**DATASET EXTRACT:**
....
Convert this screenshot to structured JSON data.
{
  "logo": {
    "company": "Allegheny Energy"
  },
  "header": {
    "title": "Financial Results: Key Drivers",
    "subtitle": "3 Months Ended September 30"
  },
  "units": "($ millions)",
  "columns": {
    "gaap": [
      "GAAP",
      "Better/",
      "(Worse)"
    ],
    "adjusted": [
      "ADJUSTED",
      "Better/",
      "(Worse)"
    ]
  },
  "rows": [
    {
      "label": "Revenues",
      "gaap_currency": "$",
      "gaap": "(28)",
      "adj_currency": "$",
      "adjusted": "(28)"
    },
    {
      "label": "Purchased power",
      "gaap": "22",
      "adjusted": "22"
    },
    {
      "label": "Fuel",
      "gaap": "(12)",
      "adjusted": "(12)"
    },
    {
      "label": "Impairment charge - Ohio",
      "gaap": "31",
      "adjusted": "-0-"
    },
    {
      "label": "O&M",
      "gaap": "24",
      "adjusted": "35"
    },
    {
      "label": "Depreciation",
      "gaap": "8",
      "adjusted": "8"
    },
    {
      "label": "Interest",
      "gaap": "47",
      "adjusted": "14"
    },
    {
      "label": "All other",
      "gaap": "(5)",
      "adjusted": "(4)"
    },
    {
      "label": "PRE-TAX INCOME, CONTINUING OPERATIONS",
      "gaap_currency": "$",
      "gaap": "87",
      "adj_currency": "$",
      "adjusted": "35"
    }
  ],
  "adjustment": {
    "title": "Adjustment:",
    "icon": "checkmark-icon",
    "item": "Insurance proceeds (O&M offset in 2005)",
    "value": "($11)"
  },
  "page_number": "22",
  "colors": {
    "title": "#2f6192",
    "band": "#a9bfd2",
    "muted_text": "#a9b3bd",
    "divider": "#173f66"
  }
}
....
**WHAT YOU HAVE TO DO:** Identify every line where the string "label" appears.

**ANSWER TO THE TASK:**
      "label": "Revenues",
      "label": "Purchased power",
      "label": "Fuel",
      "label": "Impairment charge - Ohio",
      "label": "O&M",
      "label": "Depreciation",
      "label": "Interest",
      "label": "All other",
      "label": "PRE-TAX INCOME, CONTINUING OPERATIONS",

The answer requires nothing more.